===== Exercise input =====

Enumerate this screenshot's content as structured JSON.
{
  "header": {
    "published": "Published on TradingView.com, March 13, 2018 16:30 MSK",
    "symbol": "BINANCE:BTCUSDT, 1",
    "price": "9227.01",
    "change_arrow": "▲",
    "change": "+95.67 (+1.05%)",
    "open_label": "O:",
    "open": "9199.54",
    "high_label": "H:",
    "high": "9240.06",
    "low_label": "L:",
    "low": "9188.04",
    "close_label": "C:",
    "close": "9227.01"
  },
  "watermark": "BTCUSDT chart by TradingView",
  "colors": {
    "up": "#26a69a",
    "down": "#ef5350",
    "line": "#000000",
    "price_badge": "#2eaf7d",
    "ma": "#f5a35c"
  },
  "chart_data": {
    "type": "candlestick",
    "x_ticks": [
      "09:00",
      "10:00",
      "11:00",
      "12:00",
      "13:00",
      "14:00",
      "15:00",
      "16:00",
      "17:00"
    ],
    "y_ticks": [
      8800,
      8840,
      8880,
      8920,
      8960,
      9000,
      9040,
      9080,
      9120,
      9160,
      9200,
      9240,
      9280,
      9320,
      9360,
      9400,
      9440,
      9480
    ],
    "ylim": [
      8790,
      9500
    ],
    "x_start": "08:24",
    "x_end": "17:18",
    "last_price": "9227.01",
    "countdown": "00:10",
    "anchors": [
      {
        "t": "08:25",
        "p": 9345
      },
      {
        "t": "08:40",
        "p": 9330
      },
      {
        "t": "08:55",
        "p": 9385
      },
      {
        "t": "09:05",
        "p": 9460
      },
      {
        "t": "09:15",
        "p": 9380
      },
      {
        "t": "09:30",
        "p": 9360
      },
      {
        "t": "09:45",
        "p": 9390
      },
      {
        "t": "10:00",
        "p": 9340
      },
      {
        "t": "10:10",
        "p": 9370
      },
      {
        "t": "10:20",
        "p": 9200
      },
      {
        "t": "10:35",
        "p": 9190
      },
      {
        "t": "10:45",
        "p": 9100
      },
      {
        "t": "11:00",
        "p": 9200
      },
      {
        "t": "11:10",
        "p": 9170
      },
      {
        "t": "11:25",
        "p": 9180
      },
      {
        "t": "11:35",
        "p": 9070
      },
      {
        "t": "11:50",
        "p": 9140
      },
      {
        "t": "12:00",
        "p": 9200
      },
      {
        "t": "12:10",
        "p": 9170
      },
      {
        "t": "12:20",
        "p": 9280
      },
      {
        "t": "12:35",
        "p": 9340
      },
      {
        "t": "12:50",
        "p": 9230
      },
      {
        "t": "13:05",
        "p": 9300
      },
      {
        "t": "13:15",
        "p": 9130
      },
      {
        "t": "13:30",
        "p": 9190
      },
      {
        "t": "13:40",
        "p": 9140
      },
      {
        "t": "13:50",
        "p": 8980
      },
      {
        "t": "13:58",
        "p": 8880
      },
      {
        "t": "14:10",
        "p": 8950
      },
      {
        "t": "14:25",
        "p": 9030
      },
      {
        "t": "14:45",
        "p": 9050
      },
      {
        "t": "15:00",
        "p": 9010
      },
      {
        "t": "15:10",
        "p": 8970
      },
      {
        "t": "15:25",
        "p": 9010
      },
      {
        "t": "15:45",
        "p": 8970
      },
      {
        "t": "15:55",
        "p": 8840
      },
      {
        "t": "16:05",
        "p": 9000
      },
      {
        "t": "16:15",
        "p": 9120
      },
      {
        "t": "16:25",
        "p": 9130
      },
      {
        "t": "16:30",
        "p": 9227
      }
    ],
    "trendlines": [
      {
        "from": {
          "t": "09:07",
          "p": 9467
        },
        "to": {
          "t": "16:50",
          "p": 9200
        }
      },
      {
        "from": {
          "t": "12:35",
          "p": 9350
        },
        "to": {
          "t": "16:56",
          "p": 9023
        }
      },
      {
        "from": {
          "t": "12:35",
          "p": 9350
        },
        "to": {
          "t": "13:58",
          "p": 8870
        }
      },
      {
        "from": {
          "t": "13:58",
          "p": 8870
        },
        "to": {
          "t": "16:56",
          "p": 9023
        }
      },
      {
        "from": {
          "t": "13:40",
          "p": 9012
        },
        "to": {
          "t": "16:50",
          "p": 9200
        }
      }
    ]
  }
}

=====

• Work to do: Write out the whole listing again, exactly as it stands.

• Written answer:
Enumerate this screenshot's content as structured JSON.
{
  "header": {
    "published": "Published on TradingView.com, March 13, 2018 16:30 MSK",
    "symbol": "BINANCE:BTCUSDT, 1",
    "price": "9227.01",
    "change_arrow": "▲",
    "change": "+95.67 (+1.05%)",
    "open_label": "O:",
    "open": "9199.54",
    "high_label": "H:",
    "high": "9240.06",
    "low_label": "L:",
    "low": "9188.04",
    "close_label": "C:",
    "close": "9227.01"
  },
  "watermark": "BTCUSDT chart by TradingView",
  "colors": {
    "up": "#26a69a",
    "down": "#ef5350",
    "line": "#000000",
    "price_badge": "#2eaf7d",
    "ma": "#f5a35c"
  },
  "chart_data": {
    "type": "candlestick",
    "x_ticks": [
      "09:00",
      "10:00",
      "11:00",
      "12:00",
      "13:00",
      "14:00",
      "15:00",
      "16:00",
      "17:00"
    ],
    "y_ticks": [
      8800,
      8840,
      8880,
      8920,
      8960,
      9000,
      9040,
      9080,
      9120,
      9160,
      9200,
      9240,
      9280,
      9320,
      9360,
      9400,
      9440,
      9480
    ],
    "ylim": [
      8790,
      9500
    ],
    "x_start": "08:24",
    "x_end": "17:18",
    "last_price": "9227.01",
    "countdown": "00:10",
    "anchors": [
      {
        "t": "08:25",
        "p": 9345
      },
      {
        "t": "08:40",
        "p": 9330
      },
      {
        "t": "08:55",
        "p": 9385
      },
      {
        "t": "09:05",
        "p": 9460
      },
      {
        "t": "09:15",
        "p": 9380
      },
      {
        "t": "09:30",
        "p": 9360
      },
      {
        "t": "09:45",
        "p": 9390
      },
      {
        "t": "10:00",
        "p": 9340
      },
      {
        "t": "10:10",
        "p": 9370
      },
      {
        "t": "10:20",
        "p": 9200
      },
      {
        "t": "10:35",
        "p": 9190
      },
      {
        "t": "10:45",
        "p": 9100
      },
      {
        "t": "11:00",
        "p": 9200
      },
      {
        "t": "11:10",
        "p": 9170
      },
      {
        "t": "11:25",
        "p": 9180
      },
      {
        "t": "11:35",
        "p": 9070
      },
      {
        "t": "11:50",
        "p": 9140
      },
      {
        "t": "12:00",
        "p": 9200
      },
      {
        "t": "12:10",
        "p": 9170
      },
      {
        "t": "12:20",
        "p": 9280
      },
      {
        "t": "12:35",
        "p": 9340
      },
      {
        "t": "12:50",
        "p": 9230
      },
      {
        "t": "13:05",
        "p": 9300
      },
      {
        "t": "13:15",
        "p": 9130
      },
      {
        "t": "13:30",
        "p": 9190
      },
      {
        "t": "13:40",
        "p": 9140
      },
      {
        "t": "13:50",
        "p": 8980
      },
      {
        "t": "13:58",
        "p": 8880
      },
      {
        "t": "14:10",
        "p": 8950
      },
      {
        "t": "14:25",
        "p": 9030
      },
      {
        "t": "14:45",
        "p": 9050
      },
      {
        "t": "15:00",
        "p": 9010
      },
      {
        "t": "15:10",
        "p": 8970
      },
      {
        "t": "15:25",
        "p": 9010
      },
      {
        "t": "15:45",
        "p": 8970
      },
      {
        "t": "15:55",
        "p": 8840
      },
      {
        "t": "16:05",
        "p": 9000
      },
      {
        "t": "16:15",
        "p": 9120
      },
      {
        "t": "16:25",
        "p": 9130
      },
      {
        "t": "16:30",
        "p": 9227
      }
    ],
    "trendlines": [
      {
        "from": {
          "t": "09:07",
          "p": 9467
        },
        "to": {
          "t": "16:50",
          "p": 9200
        }
      },
      {
        "from": {
          "t": "12:35",
          "p": 9350
        },
        "to": {
          "t": "16:56",
          "p": 9023
        }
      },
      {
        "from": {
          "t": "12:35",
          "p": 9350
        },
        "to": {
          "t": "13:58",
          "p": 8870
        }
      },
      {
        "from": {
          "t": "13:58",
          "p": 8870
        },
        "to": {
          "t": "16:56",
          "p": 9023
        }
      },
      {
        "from": {
          "t": "13:40",
          "p": 9012
        },
        "to": {
          "t": "16:50",
          "p": 9200
        }
      }
    ]
  }
}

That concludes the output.